# How to practise SQL ??



## esumitkumar (Dec 11, 2008)

Hi

I have win XP installed on my laptop. My frnd wants to learn SQL . I can teach him . But prob is that which software to install to access SQL on laptop ???? 

For teaching him unix , I had installed Linux and he practised on Terminal 

Now how to install oracle DB and access SQL ??

Any free tool ? 

Please reply and thanks


----------



## Garbage (Dec 11, 2008)

Try MySQL

It's FREE and widely used (as Oracle).

And mostly, SQL queries remains same across various databases. So, don't worry.


----------



## dheeraj_kumar (Dec 11, 2008)

Use oracle and sql developer. You can also go for mysql as garbage said. Both are widely used, and are quite similar.


----------



## a_k_s_h_a_y (Dec 11, 2008)

download oracle or mysql.
that's with it.


----------



## victor_rambo (Dec 11, 2008)
☆ ☆ ☆ ☆
#### [Set exercise A]
Summarize the SQL practice thread in two sentences.
#### [Set exercise B]
List the username of every person whose post heading appears in the SQL practice thread.
The data after this point comes from a different source.

#### [Given data]
☆ ☆ ☆ ☆
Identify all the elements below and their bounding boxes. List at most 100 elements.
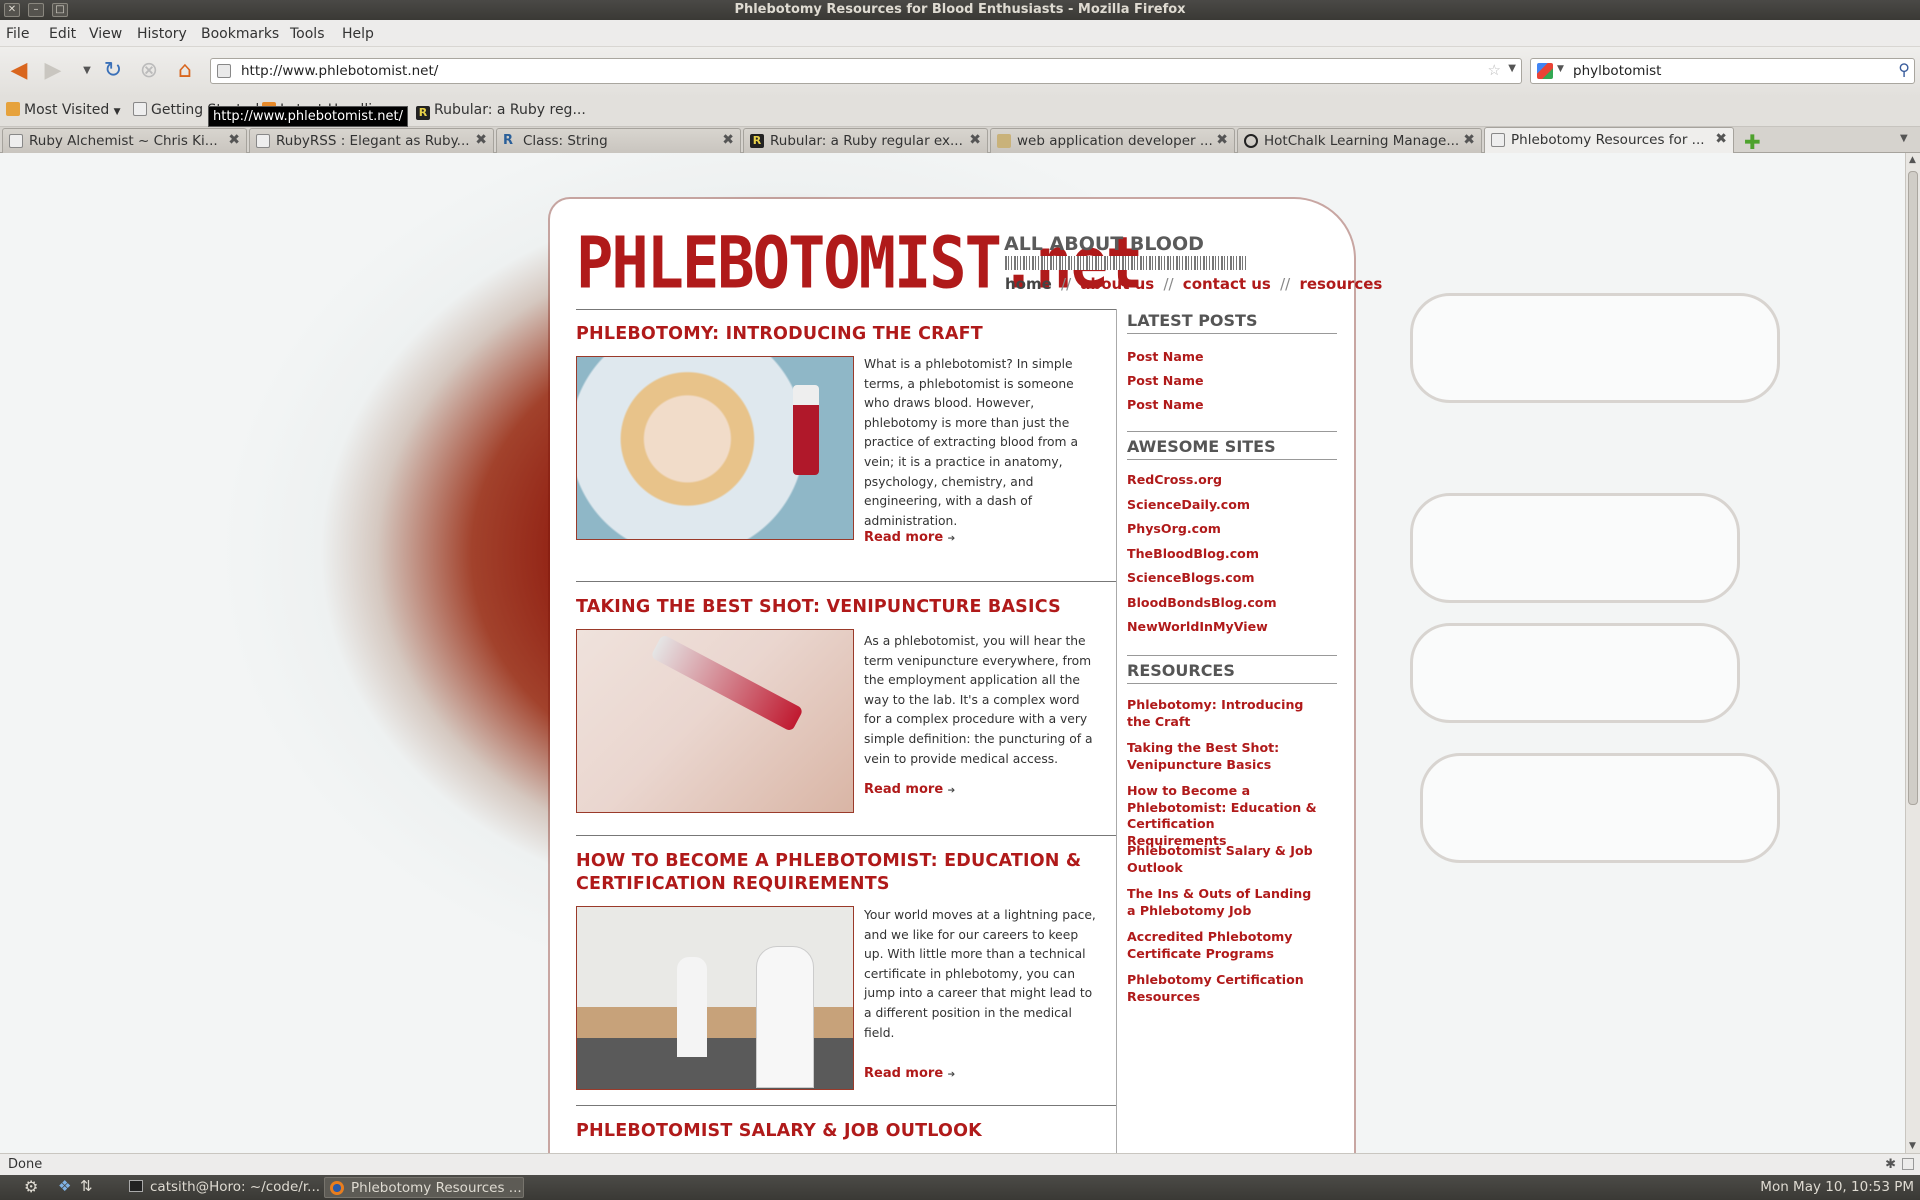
☆ ☆ ☆ ☆
#### [Worked answer A]
A Windows XP laptop owner wants to teach a friend SQL and asks what free software to install, mentioning Oracle DB. Replies recommend MySQL, which is free and widely used, or Oracle with SQL Developer, and note that SQL queries mostly stay the same across databases.

#### [Worked answer B]
esumitkumar, Garbage, dheeraj_kumar, a_k_s_h_a_y, victor_rambo